Raw records:
• • • • • • •

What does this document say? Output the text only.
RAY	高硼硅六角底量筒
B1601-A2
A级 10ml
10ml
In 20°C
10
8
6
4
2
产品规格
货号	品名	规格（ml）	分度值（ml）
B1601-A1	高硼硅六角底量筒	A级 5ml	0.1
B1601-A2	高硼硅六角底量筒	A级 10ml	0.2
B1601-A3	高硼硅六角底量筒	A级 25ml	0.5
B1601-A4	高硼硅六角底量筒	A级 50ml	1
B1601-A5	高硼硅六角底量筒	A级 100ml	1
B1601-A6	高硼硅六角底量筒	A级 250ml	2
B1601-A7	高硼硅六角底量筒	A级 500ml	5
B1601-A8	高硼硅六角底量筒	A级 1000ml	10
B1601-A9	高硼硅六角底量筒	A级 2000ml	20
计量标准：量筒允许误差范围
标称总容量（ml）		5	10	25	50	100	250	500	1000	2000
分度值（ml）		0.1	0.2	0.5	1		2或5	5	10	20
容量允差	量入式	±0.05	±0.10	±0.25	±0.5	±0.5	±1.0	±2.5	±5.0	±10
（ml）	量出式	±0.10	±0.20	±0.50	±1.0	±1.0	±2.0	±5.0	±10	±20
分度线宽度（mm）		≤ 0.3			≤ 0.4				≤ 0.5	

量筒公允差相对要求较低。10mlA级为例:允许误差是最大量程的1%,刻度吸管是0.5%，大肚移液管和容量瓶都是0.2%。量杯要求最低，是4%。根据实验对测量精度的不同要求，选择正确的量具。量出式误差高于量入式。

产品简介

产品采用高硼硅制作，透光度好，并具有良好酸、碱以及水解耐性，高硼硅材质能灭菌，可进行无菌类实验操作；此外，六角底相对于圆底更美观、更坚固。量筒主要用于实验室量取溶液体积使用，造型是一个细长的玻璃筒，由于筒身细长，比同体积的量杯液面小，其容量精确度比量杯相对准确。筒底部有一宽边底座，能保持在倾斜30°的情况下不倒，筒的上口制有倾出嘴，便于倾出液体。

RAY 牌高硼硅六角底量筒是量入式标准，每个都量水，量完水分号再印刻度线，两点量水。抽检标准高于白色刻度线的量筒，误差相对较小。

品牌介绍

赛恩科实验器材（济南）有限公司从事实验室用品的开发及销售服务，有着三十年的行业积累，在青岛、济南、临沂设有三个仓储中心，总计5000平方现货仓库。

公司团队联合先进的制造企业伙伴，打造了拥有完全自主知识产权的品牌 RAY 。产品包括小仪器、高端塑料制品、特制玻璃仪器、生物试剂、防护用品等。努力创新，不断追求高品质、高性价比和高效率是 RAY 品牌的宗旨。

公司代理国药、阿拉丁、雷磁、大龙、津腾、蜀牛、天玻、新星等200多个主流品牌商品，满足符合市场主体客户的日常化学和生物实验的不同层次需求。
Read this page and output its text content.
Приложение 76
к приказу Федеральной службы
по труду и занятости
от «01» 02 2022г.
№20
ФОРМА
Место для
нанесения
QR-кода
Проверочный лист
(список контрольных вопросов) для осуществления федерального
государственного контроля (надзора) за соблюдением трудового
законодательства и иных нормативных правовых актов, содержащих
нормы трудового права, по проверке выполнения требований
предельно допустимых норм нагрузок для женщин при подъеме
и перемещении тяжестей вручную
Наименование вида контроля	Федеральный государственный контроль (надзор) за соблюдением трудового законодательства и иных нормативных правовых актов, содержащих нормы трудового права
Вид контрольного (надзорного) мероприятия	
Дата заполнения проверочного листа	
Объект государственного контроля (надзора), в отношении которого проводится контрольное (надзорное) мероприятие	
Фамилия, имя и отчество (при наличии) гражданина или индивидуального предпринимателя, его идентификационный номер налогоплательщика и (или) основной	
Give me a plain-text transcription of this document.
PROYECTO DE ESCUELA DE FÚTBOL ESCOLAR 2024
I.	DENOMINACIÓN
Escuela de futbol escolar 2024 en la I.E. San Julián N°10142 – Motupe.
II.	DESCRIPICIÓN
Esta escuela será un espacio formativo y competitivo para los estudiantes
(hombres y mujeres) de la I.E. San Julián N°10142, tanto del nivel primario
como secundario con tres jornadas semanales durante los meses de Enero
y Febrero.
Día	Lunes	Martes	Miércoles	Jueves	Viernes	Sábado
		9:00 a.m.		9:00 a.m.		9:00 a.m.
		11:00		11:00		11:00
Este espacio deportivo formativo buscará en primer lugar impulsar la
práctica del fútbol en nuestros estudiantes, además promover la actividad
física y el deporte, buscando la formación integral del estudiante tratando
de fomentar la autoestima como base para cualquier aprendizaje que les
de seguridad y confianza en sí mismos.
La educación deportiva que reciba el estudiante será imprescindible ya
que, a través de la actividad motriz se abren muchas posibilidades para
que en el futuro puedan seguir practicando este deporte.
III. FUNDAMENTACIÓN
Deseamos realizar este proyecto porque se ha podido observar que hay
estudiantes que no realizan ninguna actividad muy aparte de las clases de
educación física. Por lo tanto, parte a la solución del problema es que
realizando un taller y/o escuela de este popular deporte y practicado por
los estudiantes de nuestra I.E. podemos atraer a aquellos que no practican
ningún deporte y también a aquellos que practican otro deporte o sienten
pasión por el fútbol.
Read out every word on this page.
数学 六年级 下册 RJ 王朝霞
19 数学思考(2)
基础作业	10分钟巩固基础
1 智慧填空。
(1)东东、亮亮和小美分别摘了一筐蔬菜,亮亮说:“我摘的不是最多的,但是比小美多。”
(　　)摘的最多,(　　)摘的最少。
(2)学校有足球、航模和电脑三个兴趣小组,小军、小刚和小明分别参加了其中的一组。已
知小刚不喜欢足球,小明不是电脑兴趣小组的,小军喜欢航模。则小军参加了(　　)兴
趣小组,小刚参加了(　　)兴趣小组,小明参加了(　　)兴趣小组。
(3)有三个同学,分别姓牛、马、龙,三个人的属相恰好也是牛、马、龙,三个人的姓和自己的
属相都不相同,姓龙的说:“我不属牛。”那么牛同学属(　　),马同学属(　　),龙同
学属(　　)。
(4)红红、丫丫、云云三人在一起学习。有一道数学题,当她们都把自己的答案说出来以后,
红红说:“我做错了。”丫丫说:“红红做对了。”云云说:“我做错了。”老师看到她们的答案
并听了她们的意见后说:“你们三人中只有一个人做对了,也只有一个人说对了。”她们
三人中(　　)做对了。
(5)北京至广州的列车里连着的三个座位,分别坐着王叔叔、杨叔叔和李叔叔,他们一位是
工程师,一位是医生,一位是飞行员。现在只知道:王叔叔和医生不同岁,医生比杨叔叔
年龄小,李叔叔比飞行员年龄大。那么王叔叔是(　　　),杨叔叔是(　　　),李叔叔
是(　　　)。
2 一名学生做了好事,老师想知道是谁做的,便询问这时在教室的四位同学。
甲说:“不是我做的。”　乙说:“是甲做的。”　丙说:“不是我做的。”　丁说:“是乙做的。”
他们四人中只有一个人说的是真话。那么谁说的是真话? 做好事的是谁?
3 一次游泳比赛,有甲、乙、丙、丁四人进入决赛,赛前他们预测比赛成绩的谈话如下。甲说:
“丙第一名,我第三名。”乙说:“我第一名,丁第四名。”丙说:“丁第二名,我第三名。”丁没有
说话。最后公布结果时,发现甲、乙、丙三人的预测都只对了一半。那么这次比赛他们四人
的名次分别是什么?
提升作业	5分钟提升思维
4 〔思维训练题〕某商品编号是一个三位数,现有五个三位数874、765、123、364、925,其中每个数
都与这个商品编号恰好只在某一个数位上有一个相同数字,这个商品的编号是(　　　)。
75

• • • • • • •

#### WORK INSTRUCTIONS:
Quote every line of the data, word for word.

#### EXPECTED ANSWER:
What does this document say? Output the text only.
RAY	高硼硅六角底量筒
B1601-A2
A级 10ml
10ml
In 20°C
10
8
6
4
2
产品规格
货号	品名	规格（ml）	分度值（ml）
B1601-A1	高硼硅六角底量筒	A级 5ml	0.1
B1601-A2	高硼硅六角底量筒	A级 10ml	0.2
B1601-A3	高硼硅六角底量筒	A级 25ml	0.5
B1601-A4	高硼硅六角底量筒	A级 50ml	1
B1601-A5	高硼硅六角底量筒	A级 100ml	1
B1601-A6	高硼硅六角底量筒	A级 250ml	2
B1601-A7	高硼硅六角底量筒	A级 500ml	5
B1601-A8	高硼硅六角底量筒	A级 1000ml	10
B1601-A9	高硼硅六角底量筒	A级 2000ml	20
计量标准：量筒允许误差范围
标称总容量（ml）		5	10	25	50	100	250	500	1000	2000
分度值（ml）		0.1	0.2	0.5	1		2或5	5	10	20
容量允差	量入式	±0.05	±0.10	±0.25	±0.5	±0.5	±1.0	±2.5	±5.0	±10
（ml）	量出式	±0.10	±0.20	±0.50	±1.0	±1.0	±2.0	±5.0	±10	±20
分度线宽度（mm）		≤ 0.3			≤ 0.4				≤ 0.5	

量筒公允差相对要求较低。10mlA级为例:允许误差是最大量程的1%,刻度吸管是0.5%，大肚移液管和容量瓶都是0.2%。量杯要求最低，是4%。根据实验对测量精度的不同要求，选择正确的量具。量出式误差高于量入式。

产品简介

产品采用高硼硅制作，透光度好，并具有良好酸、碱以及水解耐性，高硼硅材质能灭菌，可进行无菌类实验操作；此外，六角底相对于圆底更美观、更坚固。量筒主要用于实验室量取溶液体积使用，造型是一个细长的玻璃筒，由于筒身细长，比同体积的量杯液面小，其容量精确度比量杯相对准确。筒底部有一宽边底座，能保持在倾斜30°的情况下不倒，筒的上口制有倾出嘴，便于倾出液体。

RAY 牌高硼硅六角底量筒是量入式标准，每个都量水，量完水分号再印刻度线，两点量水。抽检标准高于白色刻度线的量筒，误差相对较小。

品牌介绍

赛恩科实验器材（济南）有限公司从事实验室用品的开发及销售服务，有着三十年的行业积累，在青岛、济南、临沂设有三个仓储中心，总计5000平方现货仓库。

公司团队联合先进的制造企业伙伴，打造了拥有完全自主知识产权的品牌 RAY 。产品包括小仪器、高端塑料制品、特制玻璃仪器、生物试剂、防护用品等。努力创新，不断追求高品质、高性价比和高效率是 RAY 品牌的宗旨。

公司代理国药、阿拉丁、雷磁、大龙、津腾、蜀牛、天玻、新星等200多个主流品牌商品，满足符合市场主体客户的日常化学和生物实验的不同层次需求。
Read this page and output its text content.
Приложение 76
к приказу Федеральной службы
по труду и занятости
от «01» 02 2022г.
№20
ФОРМА
Место для
нанесения
QR-кода
Проверочный лист
(список контрольных вопросов) для осуществления федерального
государственного контроля (надзора) за соблюдением трудового
законодательства и иных нормативных правовых актов, содержащих
нормы трудового права, по проверке выполнения требований
предельно допустимых норм нагрузок для женщин при подъеме
и перемещении тяжестей вручную
Наименование вида контроля	Федеральный государственный контроль (надзор) за соблюдением трудового законодательства и иных нормативных правовых актов, содержащих нормы трудового права
Вид контрольного (надзорного) мероприятия	
Дата заполнения проверочного листа	
Объект государственного контроля (надзора), в отношении которого проводится контрольное (надзорное) мероприятие	
Фамилия, имя и отчество (при наличии) гражданина или индивидуального предпринимателя, его идентификационный номер налогоплательщика и (или) основной	
Give me a plain-text transcription of this document.
PROYECTO DE ESCUELA DE FÚTBOL ESCOLAR 2024
I.	DENOMINACIÓN
Escuela de futbol escolar 2024 en la I.E. San Julián N°10142 – Motupe.
II.	DESCRIPICIÓN
Esta escuela será un espacio formativo y competitivo para los estudiantes
(hombres y mujeres) de la I.E. San Julián N°10142, tanto del nivel primario
como secundario con tres jornadas semanales durante los meses de Enero
y Febrero.
Día	Lunes	Martes	Miércoles	Jueves	Viernes	Sábado
		9:00 a.m.		9:00 a.m.		9:00 a.m.
		11:00		11:00		11:00
Este espacio deportivo formativo buscará en primer lugar impulsar la
práctica del fútbol en nuestros estudiantes, además promover la actividad
física y el deporte, buscando la formación integral del estudiante tratando
de fomentar la autoestima como base para cualquier aprendizaje que les
de seguridad y confianza en sí mismos.
La educación deportiva que reciba el estudiante será imprescindible ya
que, a través de la actividad motriz se abren muchas posibilidades para
que en el futuro puedan seguir practicando este deporte.
III. FUNDAMENTACIÓN
Deseamos realizar este proyecto porque se ha podido observar que hay
estudiantes que no realizan ninguna actividad muy aparte de las clases de
educación física. Por lo tanto, parte a la solución del problema es que
realizando un taller y/o escuela de este popular deporte y practicado por
los estudiantes de nuestra I.E. podemos atraer a aquellos que no practican
ningún deporte y también a aquellos que practican otro deporte o sienten
pasión por el fútbol.
Read out every word on this page.
数学 六年级 下册 RJ 王朝霞
19 数学思考(2)
基础作业	10分钟巩固基础
1 智慧填空。
(1)东东、亮亮和小美分别摘了一筐蔬菜,亮亮说:“我摘的不是最多的,但是比小美多。”
(　　)摘的最多,(　　)摘的最少。
(2)学校有足球、航模和电脑三个兴趣小组,小军、小刚和小明分别参加了其中的一组。已
知小刚不喜欢足球,小明不是电脑兴趣小组的,小军喜欢航模。则小军参加了(　　)兴
趣小组,小刚参加了(　　)兴趣小组,小明参加了(　　)兴趣小组。
(3)有三个同学,分别姓牛、马、龙,三个人的属相恰好也是牛、马、龙,三个人的姓和自己的
属相都不相同,姓龙的说:“我不属牛。”那么牛同学属(　　),马同学属(　　),龙同
学属(　　)。
(4)红红、丫丫、云云三人在一起学习。有一道数学题,当她们都把自己的答案说出来以后,
红红说:“我做错了。”丫丫说:“红红做对了。”云云说:“我做错了。”老师看到她们的答案
并听了她们的意见后说:“你们三人中只有一个人做对了,也只有一个人说对了。”她们
三人中(　　)做对了。
(5)北京至广州的列车里连着的三个座位,分别坐着王叔叔、杨叔叔和李叔叔,他们一位是
工程师,一位是医生,一位是飞行员。现在只知道:王叔叔和医生不同岁,医生比杨叔叔
年龄小,李叔叔比飞行员年龄大。那么王叔叔是(　　　),杨叔叔是(　　　),李叔叔
是(　　　)。
2 一名学生做了好事,老师想知道是谁做的,便询问这时在教室的四位同学。
甲说:“不是我做的。”　乙说:“是甲做的。”　丙说:“不是我做的。”　丁说:“是乙做的。”
他们四人中只有一个人说的是真话。那么谁说的是真话? 做好事的是谁?
3 一次游泳比赛,有甲、乙、丙、丁四人进入决赛,赛前他们预测比赛成绩的谈话如下。甲说:
“丙第一名,我第三名。”乙说:“我第一名,丁第四名。”丙说:“丁第二名,我第三名。”丁没有
说话。最后公布结果时,发现甲、乙、丙三人的预测都只对了一半。那么这次比赛他们四人
的名次分别是什么?
提升作业	5分钟提升思维
4 〔思维训练题〕某商品编号是一个三位数,现有五个三位数874、765、123、364、925,其中每个数
都与这个商品编号恰好只在某一个数位上有一个相同数字,这个商品的编号是(　　　)。
75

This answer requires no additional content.